Work to complete:
Reproduce verbatim the part of the material below that opens with the line containing "What elements are" and closes with the line containing "svg-text:3: 3 xyxy=(574,540,577,544)", both included, omitting the pictures.

#### Exercise material ####

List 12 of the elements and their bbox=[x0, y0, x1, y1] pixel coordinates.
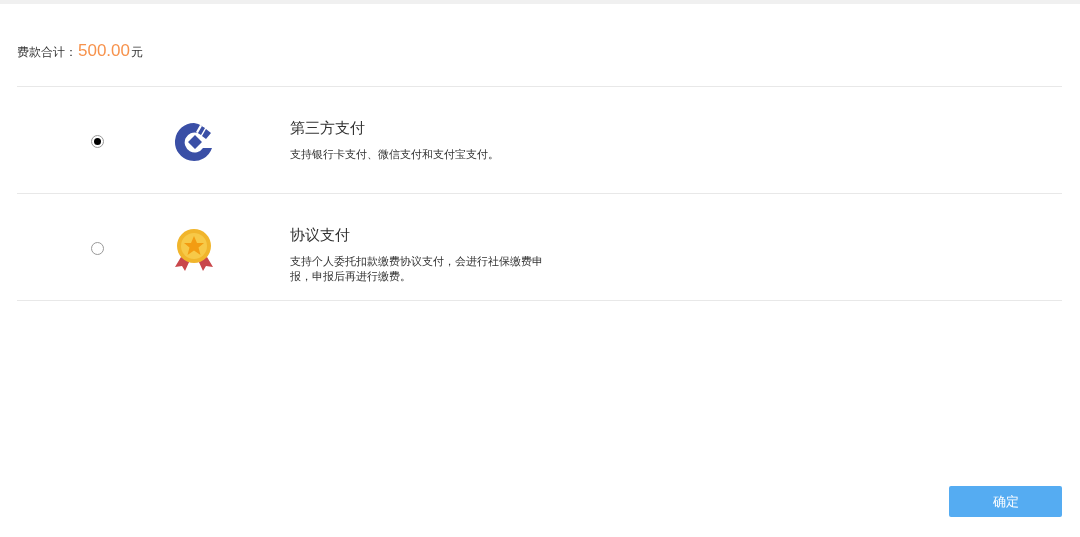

####
#### Exercise material ####

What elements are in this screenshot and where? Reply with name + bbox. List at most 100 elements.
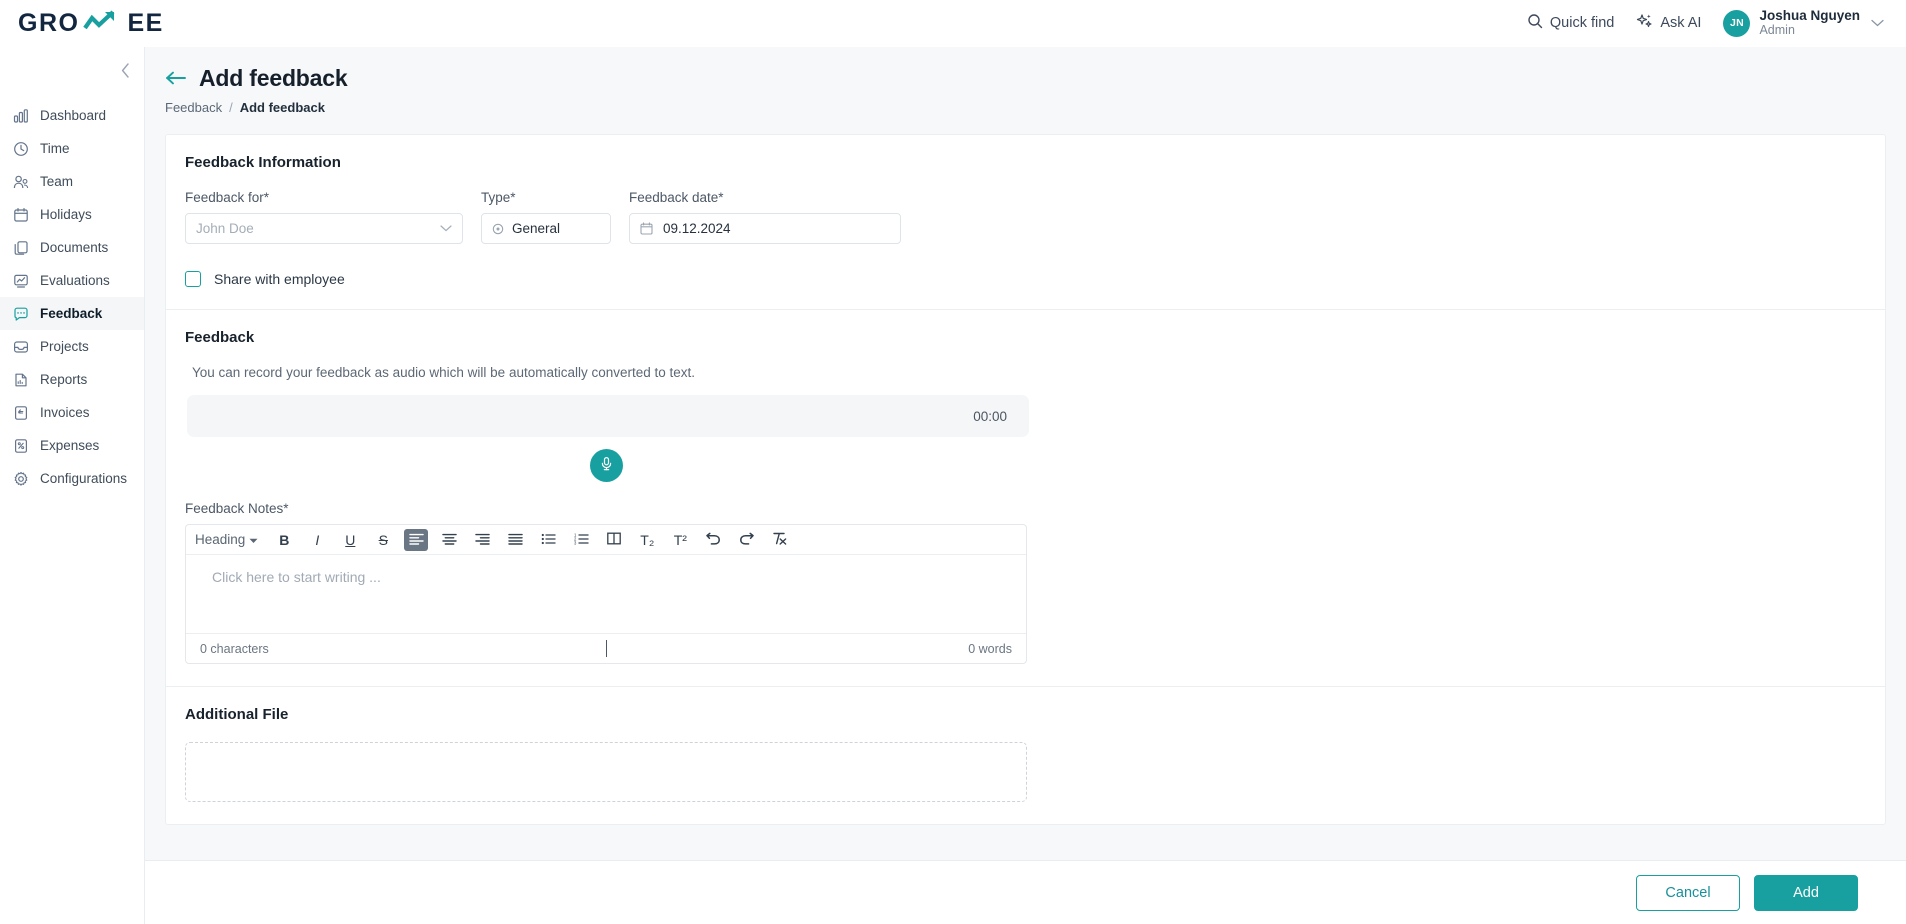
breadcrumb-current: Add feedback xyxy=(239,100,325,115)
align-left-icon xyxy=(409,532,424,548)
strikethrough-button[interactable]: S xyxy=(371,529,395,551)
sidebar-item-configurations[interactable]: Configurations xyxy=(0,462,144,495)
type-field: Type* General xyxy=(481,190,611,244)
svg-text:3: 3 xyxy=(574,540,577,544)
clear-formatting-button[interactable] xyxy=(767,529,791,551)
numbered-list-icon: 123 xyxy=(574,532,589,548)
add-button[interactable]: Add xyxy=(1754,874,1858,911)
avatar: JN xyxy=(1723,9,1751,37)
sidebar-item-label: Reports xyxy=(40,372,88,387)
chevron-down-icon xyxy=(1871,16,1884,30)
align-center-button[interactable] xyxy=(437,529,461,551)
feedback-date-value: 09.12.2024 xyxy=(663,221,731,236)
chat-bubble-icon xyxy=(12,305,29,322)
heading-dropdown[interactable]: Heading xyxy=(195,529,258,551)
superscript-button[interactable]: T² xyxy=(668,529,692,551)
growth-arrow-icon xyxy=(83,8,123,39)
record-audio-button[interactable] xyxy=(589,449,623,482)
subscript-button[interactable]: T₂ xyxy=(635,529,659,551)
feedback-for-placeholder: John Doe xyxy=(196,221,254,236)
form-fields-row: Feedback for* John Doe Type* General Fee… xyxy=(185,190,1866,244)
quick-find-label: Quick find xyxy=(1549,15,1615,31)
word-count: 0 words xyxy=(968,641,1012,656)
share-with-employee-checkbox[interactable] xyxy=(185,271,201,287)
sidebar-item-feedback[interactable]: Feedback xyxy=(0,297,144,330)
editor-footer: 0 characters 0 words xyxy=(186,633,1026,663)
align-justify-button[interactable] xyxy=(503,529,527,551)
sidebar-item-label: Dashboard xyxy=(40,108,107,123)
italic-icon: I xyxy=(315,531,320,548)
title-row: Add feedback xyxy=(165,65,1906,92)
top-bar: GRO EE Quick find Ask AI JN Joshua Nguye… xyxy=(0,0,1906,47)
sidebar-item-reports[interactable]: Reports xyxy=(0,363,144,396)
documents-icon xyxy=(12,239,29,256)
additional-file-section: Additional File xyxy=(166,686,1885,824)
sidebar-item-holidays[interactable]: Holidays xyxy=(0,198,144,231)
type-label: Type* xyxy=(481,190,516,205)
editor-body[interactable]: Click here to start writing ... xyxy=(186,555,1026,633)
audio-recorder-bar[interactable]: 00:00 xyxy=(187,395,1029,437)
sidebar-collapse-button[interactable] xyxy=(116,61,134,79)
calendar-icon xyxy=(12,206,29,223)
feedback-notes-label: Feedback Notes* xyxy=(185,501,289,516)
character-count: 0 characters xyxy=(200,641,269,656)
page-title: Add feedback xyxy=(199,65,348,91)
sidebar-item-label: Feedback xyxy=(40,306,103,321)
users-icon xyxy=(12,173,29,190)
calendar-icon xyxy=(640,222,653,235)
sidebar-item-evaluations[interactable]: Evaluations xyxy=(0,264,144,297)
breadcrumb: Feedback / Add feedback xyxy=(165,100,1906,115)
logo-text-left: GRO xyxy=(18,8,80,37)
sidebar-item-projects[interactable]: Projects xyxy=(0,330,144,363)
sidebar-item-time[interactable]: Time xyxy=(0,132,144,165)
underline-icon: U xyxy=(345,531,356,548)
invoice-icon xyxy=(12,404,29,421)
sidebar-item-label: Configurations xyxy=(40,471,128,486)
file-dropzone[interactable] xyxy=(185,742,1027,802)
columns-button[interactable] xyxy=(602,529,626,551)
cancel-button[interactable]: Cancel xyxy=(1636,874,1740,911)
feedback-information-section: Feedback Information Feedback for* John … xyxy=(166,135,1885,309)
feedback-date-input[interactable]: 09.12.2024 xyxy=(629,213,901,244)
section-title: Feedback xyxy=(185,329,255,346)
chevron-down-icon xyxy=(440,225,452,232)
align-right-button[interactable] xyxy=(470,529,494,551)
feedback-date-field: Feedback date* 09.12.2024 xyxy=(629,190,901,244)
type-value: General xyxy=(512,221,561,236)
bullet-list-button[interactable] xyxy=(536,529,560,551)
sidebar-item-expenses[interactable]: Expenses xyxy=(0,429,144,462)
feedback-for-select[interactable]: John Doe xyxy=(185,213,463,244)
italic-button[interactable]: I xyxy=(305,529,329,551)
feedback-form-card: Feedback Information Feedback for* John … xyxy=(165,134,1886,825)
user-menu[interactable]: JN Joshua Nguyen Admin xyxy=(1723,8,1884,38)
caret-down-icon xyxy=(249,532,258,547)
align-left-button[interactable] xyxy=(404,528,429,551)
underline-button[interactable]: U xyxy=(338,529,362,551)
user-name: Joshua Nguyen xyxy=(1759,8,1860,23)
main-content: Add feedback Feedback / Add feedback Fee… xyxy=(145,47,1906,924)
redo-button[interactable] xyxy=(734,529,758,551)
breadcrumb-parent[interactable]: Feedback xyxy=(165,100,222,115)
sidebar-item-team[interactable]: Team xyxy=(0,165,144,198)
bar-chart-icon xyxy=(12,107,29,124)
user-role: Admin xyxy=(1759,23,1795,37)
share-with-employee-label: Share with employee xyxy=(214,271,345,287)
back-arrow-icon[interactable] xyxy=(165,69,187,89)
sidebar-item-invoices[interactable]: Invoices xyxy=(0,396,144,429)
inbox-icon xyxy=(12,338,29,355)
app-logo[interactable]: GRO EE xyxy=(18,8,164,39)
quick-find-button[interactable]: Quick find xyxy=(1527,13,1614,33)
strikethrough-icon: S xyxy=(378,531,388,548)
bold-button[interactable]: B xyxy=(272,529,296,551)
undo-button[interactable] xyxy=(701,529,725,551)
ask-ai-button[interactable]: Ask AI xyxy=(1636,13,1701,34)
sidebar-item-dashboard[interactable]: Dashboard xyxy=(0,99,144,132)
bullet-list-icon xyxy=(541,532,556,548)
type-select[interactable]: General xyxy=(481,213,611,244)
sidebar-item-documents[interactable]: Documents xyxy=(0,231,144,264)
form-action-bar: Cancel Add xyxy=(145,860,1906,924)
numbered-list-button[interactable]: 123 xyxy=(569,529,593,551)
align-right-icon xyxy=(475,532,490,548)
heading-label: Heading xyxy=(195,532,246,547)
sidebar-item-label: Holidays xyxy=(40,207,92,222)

####

Task result:
What elements are in this screenshot and where? Reply with name + bbox. List at most 100 elements.
breadcrumb-current: Add feedback xyxy=(239,100,325,115)
align-left-icon xyxy=(409,532,424,548)
strikethrough-button[interactable]: S xyxy=(371,529,395,551)
sidebar-item-configurations[interactable]: Configurations xyxy=(0,462,144,495)
type-field: Type* General xyxy=(481,190,611,244)
svg-text:3: 3 xyxy=(574,540,577,544)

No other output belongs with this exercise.